**Given instruction:**
Every line that holds "this" should be shown.

**Recorded information:**

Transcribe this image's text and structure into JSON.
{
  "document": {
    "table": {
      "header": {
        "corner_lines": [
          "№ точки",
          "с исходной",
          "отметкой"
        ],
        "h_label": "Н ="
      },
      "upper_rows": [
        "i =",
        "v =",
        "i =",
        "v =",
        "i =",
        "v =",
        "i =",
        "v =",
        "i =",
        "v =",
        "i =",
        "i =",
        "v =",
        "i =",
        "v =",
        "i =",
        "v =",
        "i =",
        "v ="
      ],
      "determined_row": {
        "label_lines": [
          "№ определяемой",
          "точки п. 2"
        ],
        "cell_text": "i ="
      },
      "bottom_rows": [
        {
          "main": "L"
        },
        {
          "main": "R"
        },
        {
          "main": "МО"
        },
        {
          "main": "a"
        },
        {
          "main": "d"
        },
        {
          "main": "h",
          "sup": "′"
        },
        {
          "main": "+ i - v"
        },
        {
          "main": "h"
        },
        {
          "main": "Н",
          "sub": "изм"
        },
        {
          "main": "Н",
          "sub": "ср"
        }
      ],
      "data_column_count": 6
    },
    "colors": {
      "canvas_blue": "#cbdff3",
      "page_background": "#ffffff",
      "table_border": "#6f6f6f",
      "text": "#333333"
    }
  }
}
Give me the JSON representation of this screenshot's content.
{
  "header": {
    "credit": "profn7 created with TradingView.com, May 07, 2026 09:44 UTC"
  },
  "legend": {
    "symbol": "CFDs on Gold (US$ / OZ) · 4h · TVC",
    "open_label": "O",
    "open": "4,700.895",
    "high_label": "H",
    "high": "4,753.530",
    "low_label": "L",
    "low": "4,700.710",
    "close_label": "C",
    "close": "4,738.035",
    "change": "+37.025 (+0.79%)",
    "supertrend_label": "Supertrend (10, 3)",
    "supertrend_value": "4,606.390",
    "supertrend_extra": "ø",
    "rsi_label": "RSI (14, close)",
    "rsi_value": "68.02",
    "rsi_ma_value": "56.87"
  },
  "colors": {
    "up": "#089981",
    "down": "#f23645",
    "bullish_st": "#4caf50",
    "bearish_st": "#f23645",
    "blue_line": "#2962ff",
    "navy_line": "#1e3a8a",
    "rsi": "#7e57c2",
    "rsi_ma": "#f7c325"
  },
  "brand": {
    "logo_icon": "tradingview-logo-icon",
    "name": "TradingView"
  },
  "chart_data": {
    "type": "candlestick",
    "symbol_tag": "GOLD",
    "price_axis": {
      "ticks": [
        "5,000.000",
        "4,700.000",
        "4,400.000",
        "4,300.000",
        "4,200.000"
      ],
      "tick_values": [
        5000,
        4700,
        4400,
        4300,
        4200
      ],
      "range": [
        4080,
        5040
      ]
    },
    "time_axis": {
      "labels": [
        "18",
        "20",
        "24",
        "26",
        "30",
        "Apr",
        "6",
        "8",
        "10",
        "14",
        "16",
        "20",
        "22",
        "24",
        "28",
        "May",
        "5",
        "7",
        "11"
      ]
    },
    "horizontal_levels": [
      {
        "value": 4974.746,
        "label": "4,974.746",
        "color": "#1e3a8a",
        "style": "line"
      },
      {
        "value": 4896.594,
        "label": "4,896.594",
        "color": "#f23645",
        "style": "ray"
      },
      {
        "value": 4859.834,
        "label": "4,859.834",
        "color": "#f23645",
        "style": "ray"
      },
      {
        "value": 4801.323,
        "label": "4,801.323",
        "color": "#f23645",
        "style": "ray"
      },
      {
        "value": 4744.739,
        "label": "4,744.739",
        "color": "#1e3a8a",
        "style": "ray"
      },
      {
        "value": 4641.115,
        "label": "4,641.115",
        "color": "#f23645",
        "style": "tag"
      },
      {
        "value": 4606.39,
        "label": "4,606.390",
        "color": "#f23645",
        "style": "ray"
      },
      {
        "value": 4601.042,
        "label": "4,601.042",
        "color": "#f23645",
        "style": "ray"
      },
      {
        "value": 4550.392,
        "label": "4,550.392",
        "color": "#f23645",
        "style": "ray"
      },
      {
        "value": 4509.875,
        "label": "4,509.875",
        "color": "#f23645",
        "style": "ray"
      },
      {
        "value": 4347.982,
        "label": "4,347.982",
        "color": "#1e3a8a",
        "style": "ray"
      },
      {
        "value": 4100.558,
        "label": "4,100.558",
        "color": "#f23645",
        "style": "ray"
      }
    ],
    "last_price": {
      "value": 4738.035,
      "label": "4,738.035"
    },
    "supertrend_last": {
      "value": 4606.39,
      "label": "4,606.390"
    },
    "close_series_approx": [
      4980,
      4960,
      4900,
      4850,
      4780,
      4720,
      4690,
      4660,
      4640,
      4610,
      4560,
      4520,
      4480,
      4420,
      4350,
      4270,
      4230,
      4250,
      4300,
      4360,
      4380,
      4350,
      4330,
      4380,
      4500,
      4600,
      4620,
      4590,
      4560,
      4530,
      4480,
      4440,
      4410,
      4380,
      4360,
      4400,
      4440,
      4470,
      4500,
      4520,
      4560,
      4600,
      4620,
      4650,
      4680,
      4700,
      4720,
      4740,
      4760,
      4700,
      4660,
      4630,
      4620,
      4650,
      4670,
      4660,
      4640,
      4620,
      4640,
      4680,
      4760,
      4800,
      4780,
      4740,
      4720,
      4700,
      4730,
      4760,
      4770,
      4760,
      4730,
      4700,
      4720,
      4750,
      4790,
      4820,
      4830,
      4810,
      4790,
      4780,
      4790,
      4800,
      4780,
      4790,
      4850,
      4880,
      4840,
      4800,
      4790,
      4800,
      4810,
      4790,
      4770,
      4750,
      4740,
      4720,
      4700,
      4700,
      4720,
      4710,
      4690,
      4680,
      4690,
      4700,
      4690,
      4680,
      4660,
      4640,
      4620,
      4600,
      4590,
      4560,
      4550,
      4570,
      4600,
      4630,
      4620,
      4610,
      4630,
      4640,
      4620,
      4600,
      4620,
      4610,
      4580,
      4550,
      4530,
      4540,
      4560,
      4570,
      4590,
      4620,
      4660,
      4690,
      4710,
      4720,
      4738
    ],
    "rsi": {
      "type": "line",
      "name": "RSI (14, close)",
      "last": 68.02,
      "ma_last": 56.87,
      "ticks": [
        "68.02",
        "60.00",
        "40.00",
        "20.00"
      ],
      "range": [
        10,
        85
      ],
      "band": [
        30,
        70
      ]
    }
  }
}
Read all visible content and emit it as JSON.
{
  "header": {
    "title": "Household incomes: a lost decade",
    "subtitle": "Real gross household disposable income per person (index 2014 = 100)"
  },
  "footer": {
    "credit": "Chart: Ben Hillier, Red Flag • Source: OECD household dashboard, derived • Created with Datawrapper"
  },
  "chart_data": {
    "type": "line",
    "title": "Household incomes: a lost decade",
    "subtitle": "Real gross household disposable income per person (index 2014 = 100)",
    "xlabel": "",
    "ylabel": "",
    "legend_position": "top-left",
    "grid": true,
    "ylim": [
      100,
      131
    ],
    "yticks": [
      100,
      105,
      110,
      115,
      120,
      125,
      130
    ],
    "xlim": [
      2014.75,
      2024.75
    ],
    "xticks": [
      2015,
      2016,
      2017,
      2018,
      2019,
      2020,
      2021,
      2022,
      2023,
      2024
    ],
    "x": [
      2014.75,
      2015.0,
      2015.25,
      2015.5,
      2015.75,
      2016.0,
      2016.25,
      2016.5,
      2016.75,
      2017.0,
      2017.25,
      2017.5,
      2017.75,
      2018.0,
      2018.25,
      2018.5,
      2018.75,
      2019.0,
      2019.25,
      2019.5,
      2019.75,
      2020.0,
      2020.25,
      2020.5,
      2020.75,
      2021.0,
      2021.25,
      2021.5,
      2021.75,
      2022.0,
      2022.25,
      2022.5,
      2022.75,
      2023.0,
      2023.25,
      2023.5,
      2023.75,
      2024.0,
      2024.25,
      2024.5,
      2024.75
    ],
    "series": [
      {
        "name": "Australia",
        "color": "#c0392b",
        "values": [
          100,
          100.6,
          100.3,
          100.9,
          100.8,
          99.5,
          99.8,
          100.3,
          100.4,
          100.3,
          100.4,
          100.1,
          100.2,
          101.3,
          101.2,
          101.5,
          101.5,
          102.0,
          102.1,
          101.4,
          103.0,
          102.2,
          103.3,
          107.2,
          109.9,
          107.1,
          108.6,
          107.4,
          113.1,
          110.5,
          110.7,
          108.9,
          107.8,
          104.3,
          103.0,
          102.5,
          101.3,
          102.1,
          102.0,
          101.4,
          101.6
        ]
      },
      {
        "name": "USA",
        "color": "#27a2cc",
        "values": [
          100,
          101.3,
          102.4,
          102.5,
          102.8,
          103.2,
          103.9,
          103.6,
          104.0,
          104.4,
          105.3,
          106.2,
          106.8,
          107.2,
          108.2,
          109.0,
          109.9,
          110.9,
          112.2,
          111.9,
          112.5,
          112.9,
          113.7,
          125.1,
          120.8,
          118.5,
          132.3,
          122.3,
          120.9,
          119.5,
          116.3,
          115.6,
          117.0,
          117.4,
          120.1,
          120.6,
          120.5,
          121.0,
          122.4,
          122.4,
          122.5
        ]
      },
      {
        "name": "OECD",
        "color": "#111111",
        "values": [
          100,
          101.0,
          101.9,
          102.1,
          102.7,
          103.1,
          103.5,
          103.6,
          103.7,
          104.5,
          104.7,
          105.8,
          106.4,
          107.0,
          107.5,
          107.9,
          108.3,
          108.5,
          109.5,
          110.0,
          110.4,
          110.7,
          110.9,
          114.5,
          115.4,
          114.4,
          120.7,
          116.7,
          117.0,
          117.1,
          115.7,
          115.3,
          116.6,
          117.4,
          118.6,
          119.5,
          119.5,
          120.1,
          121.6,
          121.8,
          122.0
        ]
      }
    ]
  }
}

**Task response:**
Transcribe this image's text and structure into JSON.
Give me the JSON representation of this screenshot's content.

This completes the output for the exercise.